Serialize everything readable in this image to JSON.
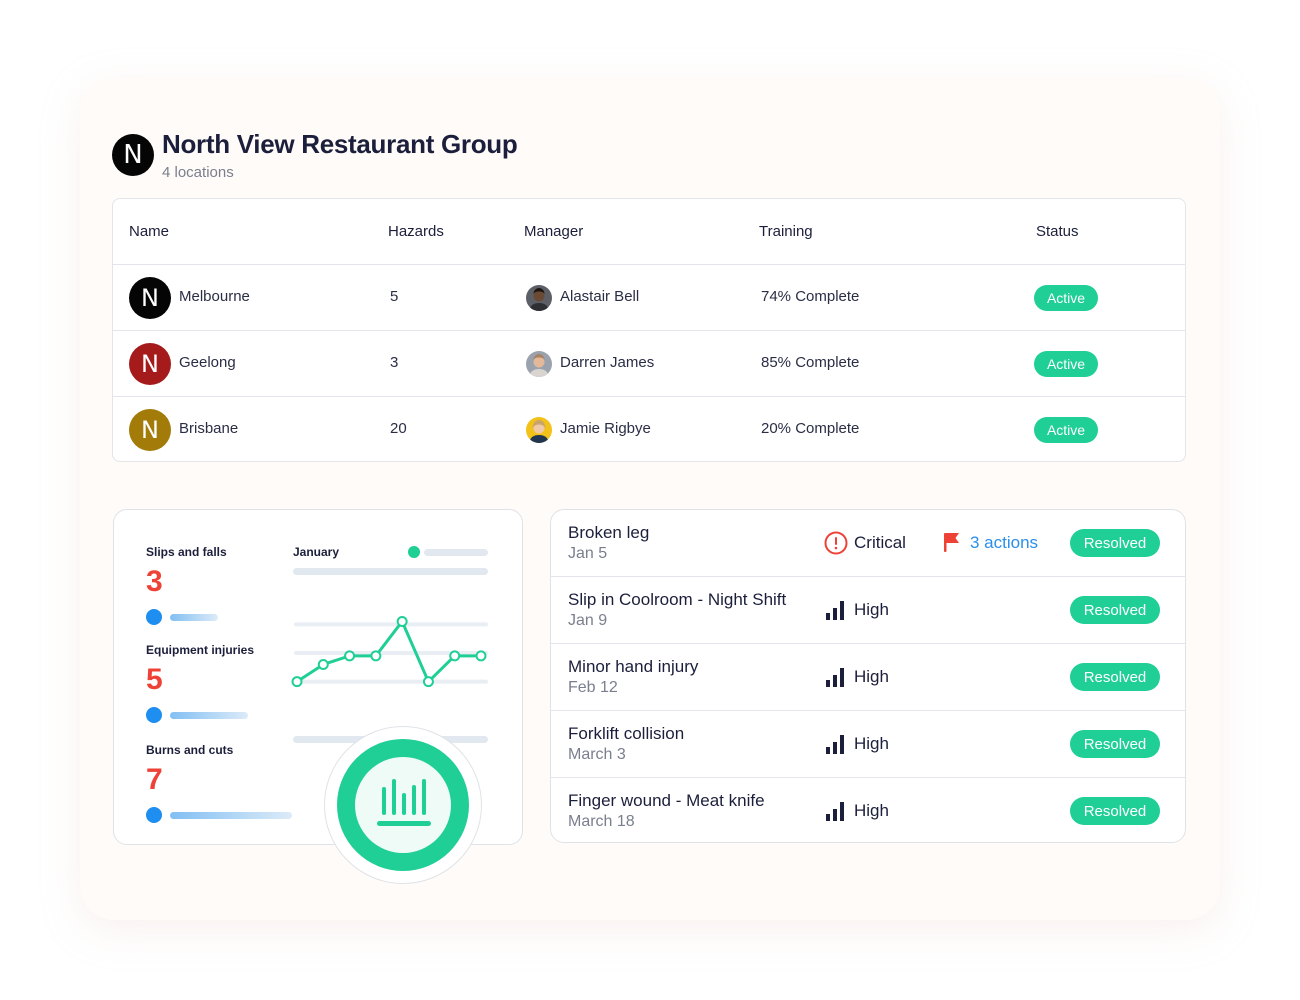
{
  "org": {
    "initial": "N",
    "title": "North View Restaurant Group",
    "subtitle": "4 locations"
  },
  "table": {
    "columns": [
      "Name",
      "Hazards",
      "Manager",
      "Training",
      "Status"
    ],
    "rows": [
      {
        "initial": "N",
        "logo_color": "#050505",
        "name": "Melbourne",
        "hazards": "5",
        "manager": "Alastair Bell",
        "training": "74% Complete",
        "status": "Active"
      },
      {
        "initial": "N",
        "logo_color": "#a51b1b",
        "name": "Geelong",
        "hazards": "3",
        "manager": "Darren James",
        "training": "85% Complete",
        "status": "Active"
      },
      {
        "initial": "N",
        "logo_color": "#a27b08",
        "name": "Brisbane",
        "hazards": "20",
        "manager": "Jamie Rigbye",
        "training": "20% Complete",
        "status": "Active"
      }
    ]
  },
  "stats": {
    "items": [
      {
        "label": "Slips and falls",
        "value": "3"
      },
      {
        "label": "Equipment injuries",
        "value": "5"
      },
      {
        "label": "Burns and cuts",
        "value": "7"
      }
    ],
    "chart_label": "January"
  },
  "chart_data": {
    "type": "line",
    "title": "",
    "legend": "January",
    "x": [
      1,
      2,
      3,
      4,
      5,
      6,
      7,
      8
    ],
    "values": [
      1,
      2.2,
      2.8,
      2.8,
      5.2,
      1,
      2.8,
      2.8
    ],
    "ylim": [
      0,
      6
    ],
    "grid": true,
    "color": "#1fcf95"
  },
  "incidents": [
    {
      "title": "Broken leg",
      "date": "Jan 5",
      "severity": "Critical",
      "severity_icon": "alert-circle-icon",
      "actions": "3 actions",
      "status": "Resolved"
    },
    {
      "title": "Slip in Coolroom - Night Shift",
      "date": "Jan 9",
      "severity": "High",
      "severity_icon": "signal-bars-icon",
      "actions": "",
      "status": "Resolved"
    },
    {
      "title": "Minor hand injury",
      "date": "Feb 12",
      "severity": "High",
      "severity_icon": "signal-bars-icon",
      "actions": "",
      "status": "Resolved"
    },
    {
      "title": "Forklift collision",
      "date": "March 3",
      "severity": "High",
      "severity_icon": "signal-bars-icon",
      "actions": "",
      "status": "Resolved"
    },
    {
      "title": "Finger wound - Meat knife",
      "date": "March 18",
      "severity": "High",
      "severity_icon": "signal-bars-icon",
      "actions": "",
      "status": "Resolved"
    }
  ],
  "colors": {
    "accent_green": "#1fcf95",
    "critical_red": "#ee4237",
    "link_blue": "#2a8fe8",
    "text_dark": "#1b1f3b"
  }
}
------------------------------------------------------------------------
Exercise: From the records above, pull out each line that has "date".

The answer:
      "date": "Jan 5",
      "date": "Jan 9",
      "date": "Feb 12",
      "date": "March 3",
      "date": "March 18",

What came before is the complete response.